# WHAT THE TASK ASKS
Where the string "한국건설기술연구원" occurs in the material below, report the whole line.

# MATERIAL PROVIDED
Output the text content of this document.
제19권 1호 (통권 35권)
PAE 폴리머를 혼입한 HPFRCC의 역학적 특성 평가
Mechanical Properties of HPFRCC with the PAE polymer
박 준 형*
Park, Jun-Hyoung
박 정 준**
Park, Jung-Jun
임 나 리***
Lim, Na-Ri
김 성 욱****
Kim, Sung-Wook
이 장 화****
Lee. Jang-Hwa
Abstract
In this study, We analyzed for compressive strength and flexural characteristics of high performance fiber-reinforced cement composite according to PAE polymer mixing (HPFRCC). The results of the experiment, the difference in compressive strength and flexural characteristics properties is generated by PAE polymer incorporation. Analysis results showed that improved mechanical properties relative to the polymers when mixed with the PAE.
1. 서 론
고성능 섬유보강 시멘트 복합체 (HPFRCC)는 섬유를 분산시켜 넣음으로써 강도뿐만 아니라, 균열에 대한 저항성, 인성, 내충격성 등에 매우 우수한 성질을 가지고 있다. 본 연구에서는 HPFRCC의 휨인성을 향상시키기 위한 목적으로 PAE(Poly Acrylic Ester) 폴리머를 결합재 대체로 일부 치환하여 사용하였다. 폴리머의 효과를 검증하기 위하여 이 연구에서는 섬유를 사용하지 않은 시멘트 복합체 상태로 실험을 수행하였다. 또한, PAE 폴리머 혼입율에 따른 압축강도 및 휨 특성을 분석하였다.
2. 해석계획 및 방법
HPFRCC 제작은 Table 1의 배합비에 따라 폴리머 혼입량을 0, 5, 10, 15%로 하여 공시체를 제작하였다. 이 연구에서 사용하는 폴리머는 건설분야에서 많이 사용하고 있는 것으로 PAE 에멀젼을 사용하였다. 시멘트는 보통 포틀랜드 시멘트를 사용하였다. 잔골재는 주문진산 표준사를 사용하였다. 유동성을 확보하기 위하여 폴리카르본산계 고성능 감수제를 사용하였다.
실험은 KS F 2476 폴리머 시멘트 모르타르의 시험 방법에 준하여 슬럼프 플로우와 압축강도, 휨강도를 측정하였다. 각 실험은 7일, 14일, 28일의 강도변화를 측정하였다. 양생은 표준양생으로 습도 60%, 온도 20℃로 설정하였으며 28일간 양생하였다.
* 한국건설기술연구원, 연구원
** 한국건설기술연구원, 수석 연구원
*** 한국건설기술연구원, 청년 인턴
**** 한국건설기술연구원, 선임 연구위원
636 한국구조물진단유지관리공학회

# CORRECT RESPONSE
* 한국건설기술연구원, 연구원
** 한국건설기술연구원, 수석 연구원
*** 한국건설기술연구원, 청년 인턴
**** 한국건설기술연구원, 선임 연구위원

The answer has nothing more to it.